EXCERPTED DATA -
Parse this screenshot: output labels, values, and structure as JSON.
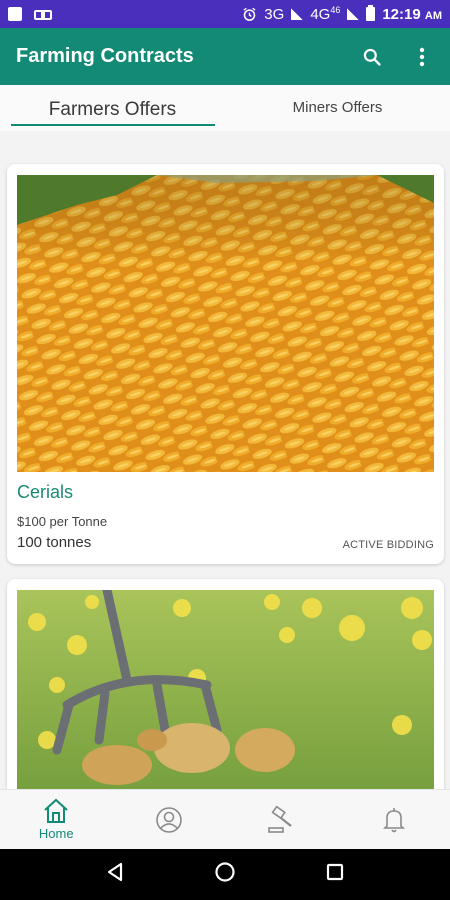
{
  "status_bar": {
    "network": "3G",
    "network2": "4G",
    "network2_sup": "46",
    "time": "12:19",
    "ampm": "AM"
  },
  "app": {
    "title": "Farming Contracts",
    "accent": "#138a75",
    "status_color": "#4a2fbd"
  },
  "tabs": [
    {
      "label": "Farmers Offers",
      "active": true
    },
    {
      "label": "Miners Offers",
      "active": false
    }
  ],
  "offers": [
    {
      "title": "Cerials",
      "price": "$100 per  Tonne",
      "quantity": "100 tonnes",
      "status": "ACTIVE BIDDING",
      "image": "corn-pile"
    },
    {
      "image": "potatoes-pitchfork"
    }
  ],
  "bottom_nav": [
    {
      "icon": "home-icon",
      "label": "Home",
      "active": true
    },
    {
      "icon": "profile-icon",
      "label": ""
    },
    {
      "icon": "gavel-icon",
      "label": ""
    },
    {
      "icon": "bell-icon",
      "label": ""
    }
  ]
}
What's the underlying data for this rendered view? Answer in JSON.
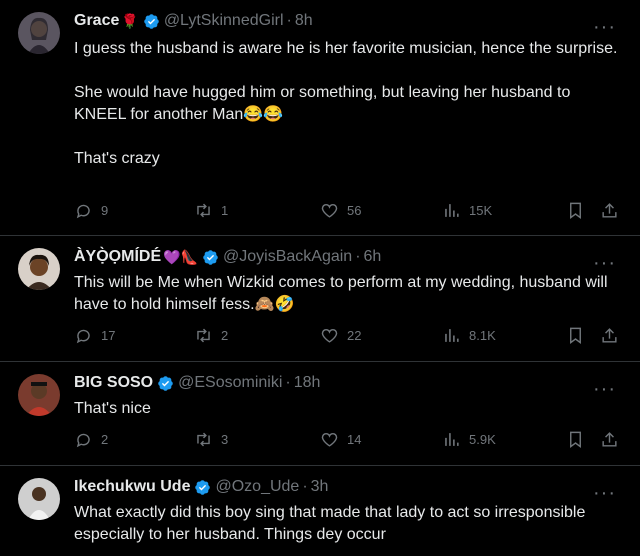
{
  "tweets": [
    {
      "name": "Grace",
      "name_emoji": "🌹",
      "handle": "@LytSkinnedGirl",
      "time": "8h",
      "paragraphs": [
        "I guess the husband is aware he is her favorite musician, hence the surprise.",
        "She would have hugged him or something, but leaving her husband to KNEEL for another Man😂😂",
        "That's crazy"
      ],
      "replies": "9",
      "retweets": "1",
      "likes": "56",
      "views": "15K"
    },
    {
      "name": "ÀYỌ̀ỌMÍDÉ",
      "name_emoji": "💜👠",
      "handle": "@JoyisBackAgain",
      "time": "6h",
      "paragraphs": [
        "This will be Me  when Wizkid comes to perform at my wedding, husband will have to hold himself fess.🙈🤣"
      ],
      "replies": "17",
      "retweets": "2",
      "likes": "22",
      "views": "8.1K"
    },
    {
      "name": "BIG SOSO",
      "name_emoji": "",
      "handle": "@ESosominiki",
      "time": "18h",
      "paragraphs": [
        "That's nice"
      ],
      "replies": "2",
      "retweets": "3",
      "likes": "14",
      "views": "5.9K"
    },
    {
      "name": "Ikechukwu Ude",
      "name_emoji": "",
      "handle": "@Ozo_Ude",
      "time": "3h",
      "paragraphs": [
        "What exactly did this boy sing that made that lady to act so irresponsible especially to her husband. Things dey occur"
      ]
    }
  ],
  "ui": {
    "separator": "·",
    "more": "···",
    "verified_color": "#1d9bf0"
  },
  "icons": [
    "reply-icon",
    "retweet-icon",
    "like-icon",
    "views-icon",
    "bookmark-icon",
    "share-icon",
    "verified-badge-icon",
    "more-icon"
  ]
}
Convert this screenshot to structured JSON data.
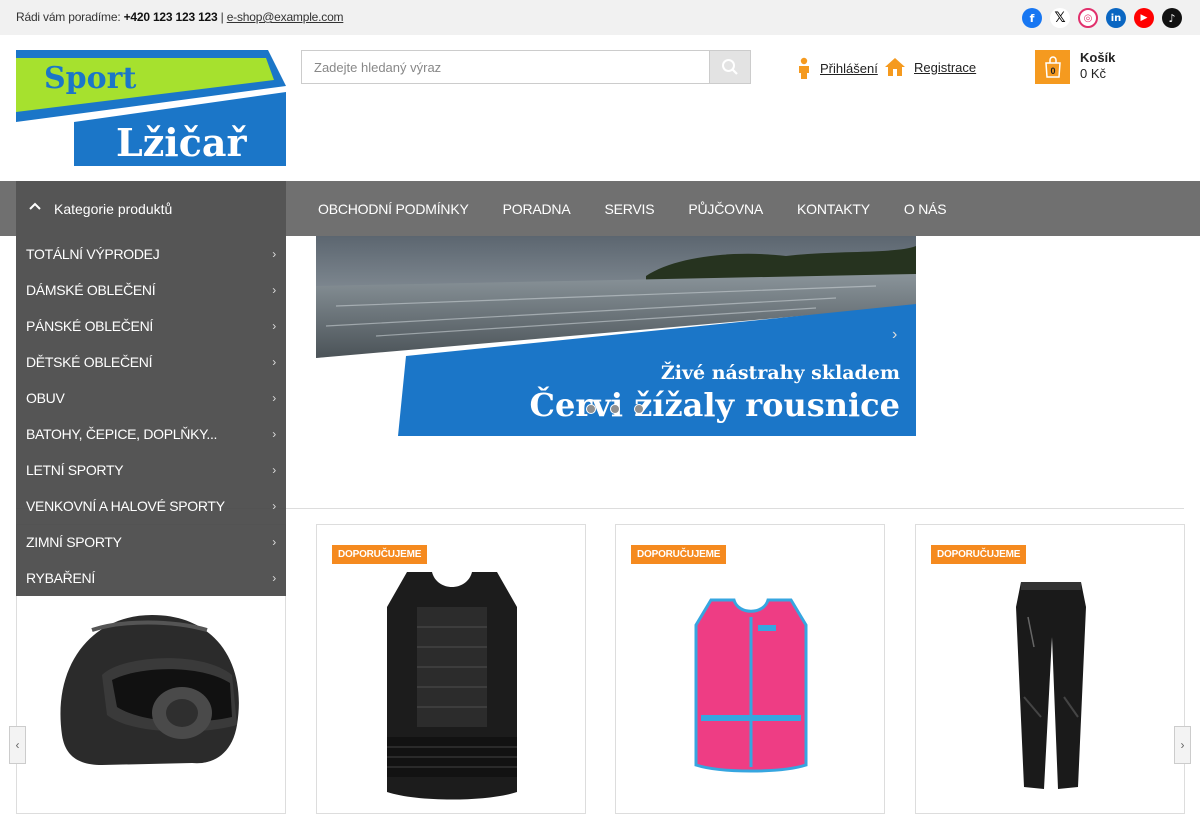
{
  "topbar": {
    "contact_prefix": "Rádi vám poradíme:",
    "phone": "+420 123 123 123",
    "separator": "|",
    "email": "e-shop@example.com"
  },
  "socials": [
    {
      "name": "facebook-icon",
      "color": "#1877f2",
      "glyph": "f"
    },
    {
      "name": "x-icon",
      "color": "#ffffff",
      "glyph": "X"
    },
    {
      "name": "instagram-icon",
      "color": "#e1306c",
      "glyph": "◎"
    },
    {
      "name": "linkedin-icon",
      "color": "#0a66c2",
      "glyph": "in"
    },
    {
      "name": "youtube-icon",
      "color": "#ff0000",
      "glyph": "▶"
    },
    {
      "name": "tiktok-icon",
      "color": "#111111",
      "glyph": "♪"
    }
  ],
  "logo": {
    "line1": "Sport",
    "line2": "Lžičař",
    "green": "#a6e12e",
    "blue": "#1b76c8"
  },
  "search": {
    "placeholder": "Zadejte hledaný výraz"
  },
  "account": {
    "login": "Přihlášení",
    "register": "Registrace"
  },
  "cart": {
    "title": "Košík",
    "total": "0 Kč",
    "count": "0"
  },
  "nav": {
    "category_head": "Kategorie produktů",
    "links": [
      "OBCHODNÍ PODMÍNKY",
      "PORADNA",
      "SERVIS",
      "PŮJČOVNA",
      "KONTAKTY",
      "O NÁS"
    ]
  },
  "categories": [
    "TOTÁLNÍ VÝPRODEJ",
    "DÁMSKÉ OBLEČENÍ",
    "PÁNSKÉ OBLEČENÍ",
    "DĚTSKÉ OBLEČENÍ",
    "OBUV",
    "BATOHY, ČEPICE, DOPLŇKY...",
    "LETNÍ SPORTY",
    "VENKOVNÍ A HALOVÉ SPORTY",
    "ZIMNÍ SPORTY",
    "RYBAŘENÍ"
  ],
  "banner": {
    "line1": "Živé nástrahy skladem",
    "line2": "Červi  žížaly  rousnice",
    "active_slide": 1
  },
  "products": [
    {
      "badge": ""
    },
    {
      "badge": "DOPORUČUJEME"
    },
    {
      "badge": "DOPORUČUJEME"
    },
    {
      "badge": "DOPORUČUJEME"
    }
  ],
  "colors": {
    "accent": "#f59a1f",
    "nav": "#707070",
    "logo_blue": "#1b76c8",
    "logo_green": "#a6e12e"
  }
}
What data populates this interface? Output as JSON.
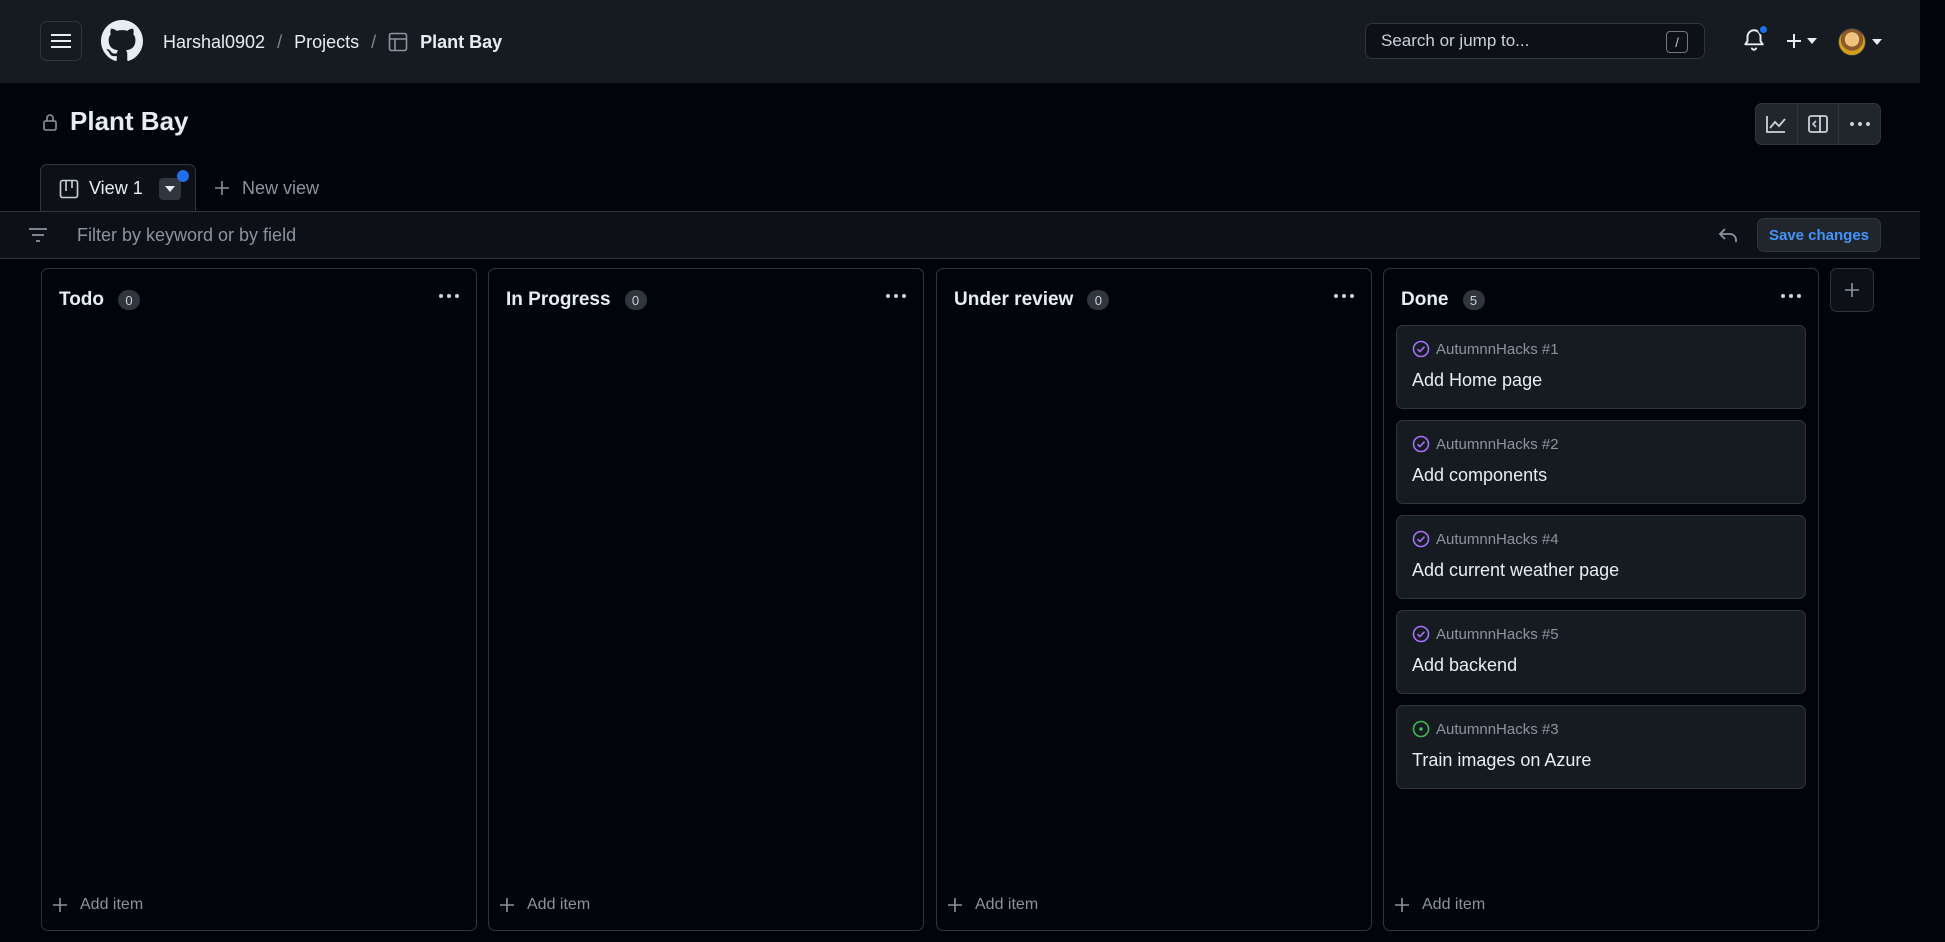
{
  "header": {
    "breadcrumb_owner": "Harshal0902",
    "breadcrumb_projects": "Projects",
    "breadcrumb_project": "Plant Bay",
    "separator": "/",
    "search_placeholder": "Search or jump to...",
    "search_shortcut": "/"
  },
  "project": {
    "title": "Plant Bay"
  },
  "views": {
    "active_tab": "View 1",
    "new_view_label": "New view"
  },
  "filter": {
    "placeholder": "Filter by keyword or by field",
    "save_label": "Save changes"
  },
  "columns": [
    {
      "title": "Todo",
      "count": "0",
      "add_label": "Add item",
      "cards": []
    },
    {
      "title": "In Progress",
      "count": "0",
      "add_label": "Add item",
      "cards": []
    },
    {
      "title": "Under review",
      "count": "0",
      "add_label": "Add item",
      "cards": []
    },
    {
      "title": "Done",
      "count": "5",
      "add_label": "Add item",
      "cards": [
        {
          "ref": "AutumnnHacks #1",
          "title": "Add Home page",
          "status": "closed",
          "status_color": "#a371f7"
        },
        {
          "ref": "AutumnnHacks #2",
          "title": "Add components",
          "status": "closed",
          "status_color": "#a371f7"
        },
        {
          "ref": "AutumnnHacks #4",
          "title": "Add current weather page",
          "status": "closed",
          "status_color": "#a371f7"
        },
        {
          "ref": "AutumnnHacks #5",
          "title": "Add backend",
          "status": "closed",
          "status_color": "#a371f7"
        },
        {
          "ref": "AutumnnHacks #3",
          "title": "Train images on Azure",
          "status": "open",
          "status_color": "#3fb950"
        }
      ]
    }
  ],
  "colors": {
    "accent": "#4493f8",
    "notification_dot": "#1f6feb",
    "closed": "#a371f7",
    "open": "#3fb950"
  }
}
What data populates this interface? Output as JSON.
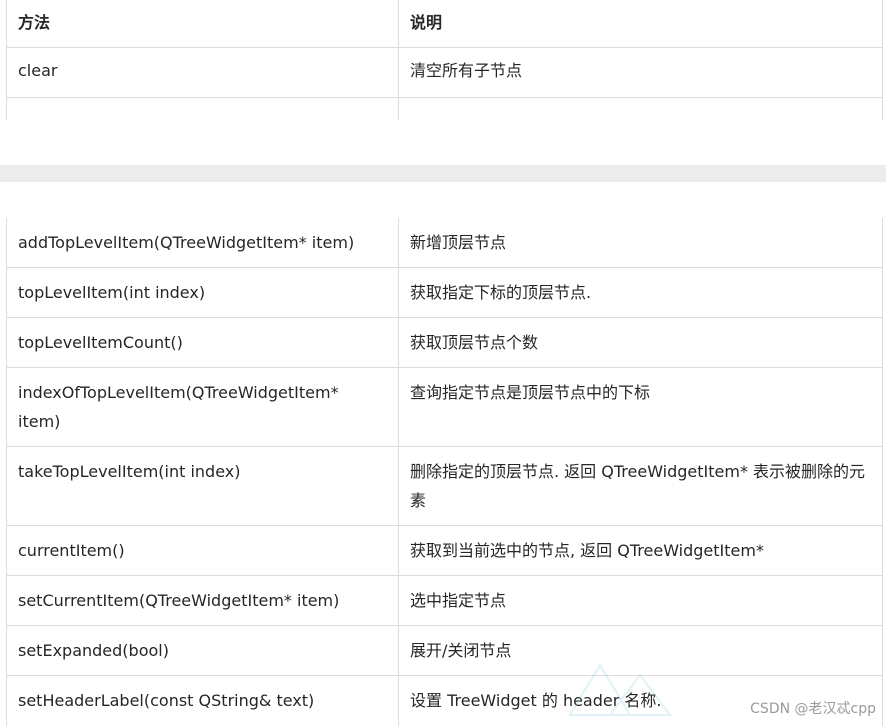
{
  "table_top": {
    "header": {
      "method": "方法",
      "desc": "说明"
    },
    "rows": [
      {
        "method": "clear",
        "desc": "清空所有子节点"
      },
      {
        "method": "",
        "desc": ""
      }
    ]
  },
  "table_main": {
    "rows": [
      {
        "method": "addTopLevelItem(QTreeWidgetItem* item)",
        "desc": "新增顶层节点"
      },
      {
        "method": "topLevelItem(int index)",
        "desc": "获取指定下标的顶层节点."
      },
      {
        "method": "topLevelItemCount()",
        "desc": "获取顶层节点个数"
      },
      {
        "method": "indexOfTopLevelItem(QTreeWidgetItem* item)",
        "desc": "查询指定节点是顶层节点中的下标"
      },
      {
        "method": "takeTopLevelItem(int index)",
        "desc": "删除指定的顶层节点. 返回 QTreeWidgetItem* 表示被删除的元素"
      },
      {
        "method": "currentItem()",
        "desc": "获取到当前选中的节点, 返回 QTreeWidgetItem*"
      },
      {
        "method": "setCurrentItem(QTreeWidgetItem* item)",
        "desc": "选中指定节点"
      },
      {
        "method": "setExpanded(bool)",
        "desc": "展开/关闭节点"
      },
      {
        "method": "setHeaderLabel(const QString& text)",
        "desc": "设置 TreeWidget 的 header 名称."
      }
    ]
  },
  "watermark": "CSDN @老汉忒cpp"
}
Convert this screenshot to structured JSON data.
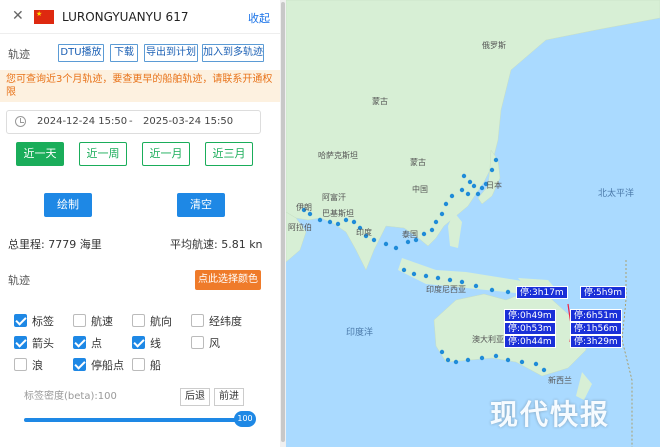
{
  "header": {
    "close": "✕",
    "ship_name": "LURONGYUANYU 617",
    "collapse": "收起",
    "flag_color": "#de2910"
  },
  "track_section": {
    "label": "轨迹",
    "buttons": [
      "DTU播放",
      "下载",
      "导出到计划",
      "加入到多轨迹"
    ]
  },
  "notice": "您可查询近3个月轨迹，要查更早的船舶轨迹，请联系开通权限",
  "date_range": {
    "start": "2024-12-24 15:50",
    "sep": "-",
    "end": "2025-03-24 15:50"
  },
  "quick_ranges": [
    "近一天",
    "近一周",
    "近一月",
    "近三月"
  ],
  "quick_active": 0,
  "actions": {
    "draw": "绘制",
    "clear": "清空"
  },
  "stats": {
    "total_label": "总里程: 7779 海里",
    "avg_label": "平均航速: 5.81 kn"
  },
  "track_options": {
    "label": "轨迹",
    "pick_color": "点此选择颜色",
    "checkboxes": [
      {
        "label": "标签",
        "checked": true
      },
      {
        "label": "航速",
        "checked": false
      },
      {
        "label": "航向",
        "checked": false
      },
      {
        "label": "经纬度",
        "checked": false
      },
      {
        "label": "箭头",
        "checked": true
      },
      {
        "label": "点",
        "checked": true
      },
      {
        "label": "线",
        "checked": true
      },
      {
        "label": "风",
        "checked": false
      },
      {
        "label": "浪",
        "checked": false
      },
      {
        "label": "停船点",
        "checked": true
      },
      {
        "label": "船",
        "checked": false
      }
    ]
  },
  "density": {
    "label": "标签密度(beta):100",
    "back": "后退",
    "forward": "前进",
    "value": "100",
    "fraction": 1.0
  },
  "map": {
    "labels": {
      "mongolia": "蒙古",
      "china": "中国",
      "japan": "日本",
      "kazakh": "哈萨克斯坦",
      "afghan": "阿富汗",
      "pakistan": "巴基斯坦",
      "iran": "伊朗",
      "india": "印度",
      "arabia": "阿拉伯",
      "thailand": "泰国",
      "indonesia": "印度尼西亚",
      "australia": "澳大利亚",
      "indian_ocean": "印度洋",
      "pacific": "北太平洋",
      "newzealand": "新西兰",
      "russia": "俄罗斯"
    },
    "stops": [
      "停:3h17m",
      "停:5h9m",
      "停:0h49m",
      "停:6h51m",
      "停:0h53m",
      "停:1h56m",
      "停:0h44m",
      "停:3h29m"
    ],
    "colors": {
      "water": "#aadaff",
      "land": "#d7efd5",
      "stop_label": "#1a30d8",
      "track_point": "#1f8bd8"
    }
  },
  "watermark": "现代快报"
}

AIM - Counting only lines of the data above that hold "AutumnnHacks", report the total and nothing else.

ANSWER TO THIS PROBLEM - 5